> Exercise material:

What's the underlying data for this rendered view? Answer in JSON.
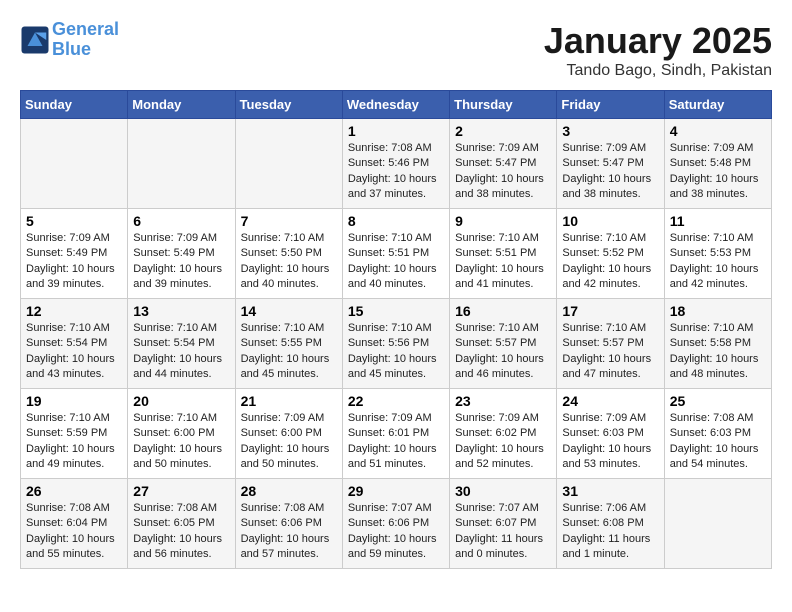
{
  "header": {
    "logo_line1": "General",
    "logo_line2": "Blue",
    "month": "January 2025",
    "location": "Tando Bago, Sindh, Pakistan"
  },
  "weekdays": [
    "Sunday",
    "Monday",
    "Tuesday",
    "Wednesday",
    "Thursday",
    "Friday",
    "Saturday"
  ],
  "weeks": [
    [
      {
        "day": "",
        "info": ""
      },
      {
        "day": "",
        "info": ""
      },
      {
        "day": "",
        "info": ""
      },
      {
        "day": "1",
        "info": "Sunrise: 7:08 AM\nSunset: 5:46 PM\nDaylight: 10 hours\nand 37 minutes."
      },
      {
        "day": "2",
        "info": "Sunrise: 7:09 AM\nSunset: 5:47 PM\nDaylight: 10 hours\nand 38 minutes."
      },
      {
        "day": "3",
        "info": "Sunrise: 7:09 AM\nSunset: 5:47 PM\nDaylight: 10 hours\nand 38 minutes."
      },
      {
        "day": "4",
        "info": "Sunrise: 7:09 AM\nSunset: 5:48 PM\nDaylight: 10 hours\nand 38 minutes."
      }
    ],
    [
      {
        "day": "5",
        "info": "Sunrise: 7:09 AM\nSunset: 5:49 PM\nDaylight: 10 hours\nand 39 minutes."
      },
      {
        "day": "6",
        "info": "Sunrise: 7:09 AM\nSunset: 5:49 PM\nDaylight: 10 hours\nand 39 minutes."
      },
      {
        "day": "7",
        "info": "Sunrise: 7:10 AM\nSunset: 5:50 PM\nDaylight: 10 hours\nand 40 minutes."
      },
      {
        "day": "8",
        "info": "Sunrise: 7:10 AM\nSunset: 5:51 PM\nDaylight: 10 hours\nand 40 minutes."
      },
      {
        "day": "9",
        "info": "Sunrise: 7:10 AM\nSunset: 5:51 PM\nDaylight: 10 hours\nand 41 minutes."
      },
      {
        "day": "10",
        "info": "Sunrise: 7:10 AM\nSunset: 5:52 PM\nDaylight: 10 hours\nand 42 minutes."
      },
      {
        "day": "11",
        "info": "Sunrise: 7:10 AM\nSunset: 5:53 PM\nDaylight: 10 hours\nand 42 minutes."
      }
    ],
    [
      {
        "day": "12",
        "info": "Sunrise: 7:10 AM\nSunset: 5:54 PM\nDaylight: 10 hours\nand 43 minutes."
      },
      {
        "day": "13",
        "info": "Sunrise: 7:10 AM\nSunset: 5:54 PM\nDaylight: 10 hours\nand 44 minutes."
      },
      {
        "day": "14",
        "info": "Sunrise: 7:10 AM\nSunset: 5:55 PM\nDaylight: 10 hours\nand 45 minutes."
      },
      {
        "day": "15",
        "info": "Sunrise: 7:10 AM\nSunset: 5:56 PM\nDaylight: 10 hours\nand 45 minutes."
      },
      {
        "day": "16",
        "info": "Sunrise: 7:10 AM\nSunset: 5:57 PM\nDaylight: 10 hours\nand 46 minutes."
      },
      {
        "day": "17",
        "info": "Sunrise: 7:10 AM\nSunset: 5:57 PM\nDaylight: 10 hours\nand 47 minutes."
      },
      {
        "day": "18",
        "info": "Sunrise: 7:10 AM\nSunset: 5:58 PM\nDaylight: 10 hours\nand 48 minutes."
      }
    ],
    [
      {
        "day": "19",
        "info": "Sunrise: 7:10 AM\nSunset: 5:59 PM\nDaylight: 10 hours\nand 49 minutes."
      },
      {
        "day": "20",
        "info": "Sunrise: 7:10 AM\nSunset: 6:00 PM\nDaylight: 10 hours\nand 50 minutes."
      },
      {
        "day": "21",
        "info": "Sunrise: 7:09 AM\nSunset: 6:00 PM\nDaylight: 10 hours\nand 50 minutes."
      },
      {
        "day": "22",
        "info": "Sunrise: 7:09 AM\nSunset: 6:01 PM\nDaylight: 10 hours\nand 51 minutes."
      },
      {
        "day": "23",
        "info": "Sunrise: 7:09 AM\nSunset: 6:02 PM\nDaylight: 10 hours\nand 52 minutes."
      },
      {
        "day": "24",
        "info": "Sunrise: 7:09 AM\nSunset: 6:03 PM\nDaylight: 10 hours\nand 53 minutes."
      },
      {
        "day": "25",
        "info": "Sunrise: 7:08 AM\nSunset: 6:03 PM\nDaylight: 10 hours\nand 54 minutes."
      }
    ],
    [
      {
        "day": "26",
        "info": "Sunrise: 7:08 AM\nSunset: 6:04 PM\nDaylight: 10 hours\nand 55 minutes."
      },
      {
        "day": "27",
        "info": "Sunrise: 7:08 AM\nSunset: 6:05 PM\nDaylight: 10 hours\nand 56 minutes."
      },
      {
        "day": "28",
        "info": "Sunrise: 7:08 AM\nSunset: 6:06 PM\nDaylight: 10 hours\nand 57 minutes."
      },
      {
        "day": "29",
        "info": "Sunrise: 7:07 AM\nSunset: 6:06 PM\nDaylight: 10 hours\nand 59 minutes."
      },
      {
        "day": "30",
        "info": "Sunrise: 7:07 AM\nSunset: 6:07 PM\nDaylight: 11 hours\nand 0 minutes."
      },
      {
        "day": "31",
        "info": "Sunrise: 7:06 AM\nSunset: 6:08 PM\nDaylight: 11 hours\nand 1 minute."
      },
      {
        "day": "",
        "info": ""
      }
    ]
  ]
}
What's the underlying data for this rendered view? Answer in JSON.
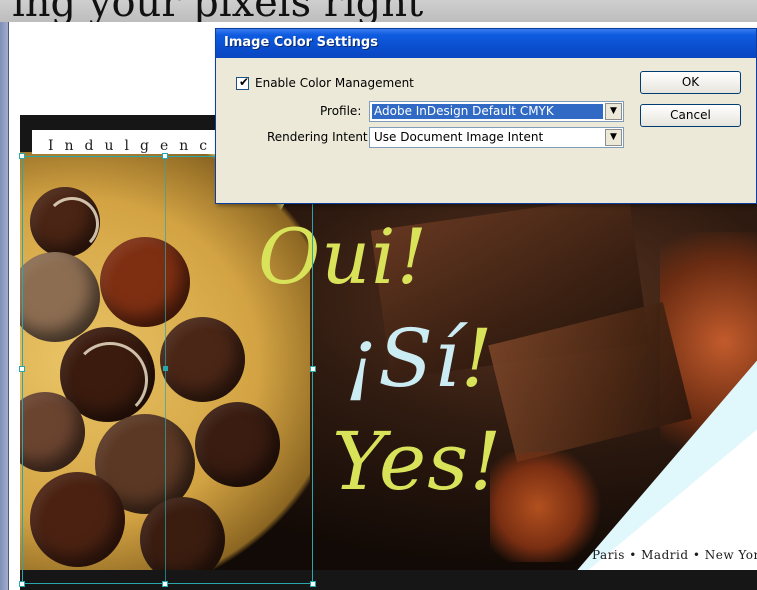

> Description of the task: Transcribe all of the material exactly, leaving out whatever pictures it contains.

> Correct result:
What's the underlying data for this rendered view? Answer in JSON.
{
  "header": {
    "logo_line1": "General",
    "logo_line2": "Blue",
    "month": "January 2025",
    "location": "Tando Bago, Sindh, Pakistan"
  },
  "weekdays": [
    "Sunday",
    "Monday",
    "Tuesday",
    "Wednesday",
    "Thursday",
    "Friday",
    "Saturday"
  ],
  "weeks": [
    [
      {
        "day": "",
        "info": ""
      },
      {
        "day": "",
        "info": ""
      },
      {
        "day": "",
        "info": ""
      },
      {
        "day": "1",
        "info": "Sunrise: 7:08 AM\nSunset: 5:46 PM\nDaylight: 10 hours\nand 37 minutes."
      },
      {
        "day": "2",
        "info": "Sunrise: 7:09 AM\nSunset: 5:47 PM\nDaylight: 10 hours\nand 38 minutes."
      },
      {
        "day": "3",
        "info": "Sunrise: 7:09 AM\nSunset: 5:47 PM\nDaylight: 10 hours\nand 38 minutes."
      },
      {
        "day": "4",
        "info": "Sunrise: 7:09 AM\nSunset: 5:48 PM\nDaylight: 10 hours\nand 38 minutes."
      }
    ],
    [
      {
        "day": "5",
        "info": "Sunrise: 7:09 AM\nSunset: 5:49 PM\nDaylight: 10 hours\nand 39 minutes."
      },
      {
        "day": "6",
        "info": "Sunrise: 7:09 AM\nSunset: 5:49 PM\nDaylight: 10 hours\nand 39 minutes."
      },
      {
        "day": "7",
        "info": "Sunrise: 7:10 AM\nSunset: 5:50 PM\nDaylight: 10 hours\nand 40 minutes."
      },
      {
        "day": "8",
        "info": "Sunrise: 7:10 AM\nSunset: 5:51 PM\nDaylight: 10 hours\nand 40 minutes."
      },
      {
        "day": "9",
        "info": "Sunrise: 7:10 AM\nSunset: 5:51 PM\nDaylight: 10 hours\nand 41 minutes."
      },
      {
        "day": "10",
        "info": "Sunrise: 7:10 AM\nSunset: 5:52 PM\nDaylight: 10 hours\nand 42 minutes."
      },
      {
        "day": "11",
        "info": "Sunrise: 7:10 AM\nSunset: 5:53 PM\nDaylight: 10 hours\nand 42 minutes."
      }
    ],
    [
      {
        "day": "12",
        "info": "Sunrise: 7:10 AM\nSunset: 5:54 PM\nDaylight: 10 hours\nand 43 minutes."
      },
      {
        "day": "13",
        "info": "Sunrise: 7:10 AM\nSunset: 5:54 PM\nDaylight: 10 hours\nand 44 minutes."
      },
      {
        "day": "14",
        "info": "Sunrise: 7:10 AM\nSunset: 5:55 PM\nDaylight: 10 hours\nand 45 minutes."
      },
      {
        "day": "15",
        "info": "Sunrise: 7:10 AM\nSunset: 5:56 PM\nDaylight: 10 hours\nand 45 minutes."
      },
      {
        "day": "16",
        "info": "Sunrise: 7:10 AM\nSunset: 5:57 PM\nDaylight: 10 hours\nand 46 minutes."
      },
      {
        "day": "17",
        "info": "Sunrise: 7:10 AM\nSunset: 5:57 PM\nDaylight: 10 hours\nand 47 minutes."
      },
      {
        "day": "18",
        "info": "Sunrise: 7:10 AM\nSunset: 5:58 PM\nDaylight: 10 hours\nand 48 minutes."
      }
    ],
    [
      {
        "day": "19",
        "info": "Sunrise: 7:10 AM\nSunset: 5:59 PM\nDaylight: 10 hours\nand 49 minutes."
      },
      {
        "day": "20",
        "info": "Sunrise: 7:10 AM\nSunset: 6:00 PM\nDaylight: 10 hours\nand 50 minutes."
      },
      {
        "day": "21",
        "info": "Sunrise: 7:09 AM\nSunset: 6:00 PM\nDaylight: 10 hours\nand 50 minutes."
      },
      {
        "day": "22",
        "info": "Sunrise: 7:09 AM\nSunset: 6:01 PM\nDaylight: 10 hours\nand 51 minutes."
      },
      {
        "day": "23",
        "info": "Sunrise: 7:09 AM\nSunset: 6:02 PM\nDaylight: 10 hours\nand 52 minutes."
      },
      {
        "day": "24",
        "info": "Sunrise: 7:09 AM\nSunset: 6:03 PM\nDaylight: 10 hours\nand 53 minutes."
      },
      {
        "day": "25",
        "info": "Sunrise: 7:08 AM\nSunset: 6:03 PM\nDaylight: 10 hours\nand 54 minutes."
      }
    ],
    [
      {
        "day": "26",
        "info": "Sunrise: 7:08 AM\nSunset: 6:04 PM\nDaylight: 10 hours\nand 55 minutes."
      },
      {
        "day": "27",
        "info": "Sunrise: 7:08 AM\nSunset: 6:05 PM\nDaylight: 10 hours\nand 56 minutes."
      },
      {
        "day": "28",
        "info": "Sunrise: 7:08 AM\nSunset: 6:06 PM\nDaylight: 10 hours\nand 57 minutes."
      },
      {
        "day": "29",
        "info": "Sunrise: 7:07 AM\nSunset: 6:06 PM\nDaylight: 10 hours\nand 59 minutes."
      },
      {
        "day": "30",
        "info": "Sunrise: 7:07 AM\nSunset: 6:07 PM\nDaylight: 11 hours\nand 0 minutes."
      },
      {
        "day": "31",
        "info": "Sunrise: 7:06 AM\nSunset: 6:08 PM\nDaylight: 11 hours\nand 1 minute."
      },
      {
        "day": "",
        "info": ""
      }
    ]
  ]
}
What's the underlying data for this rendered view? Answer in JSON.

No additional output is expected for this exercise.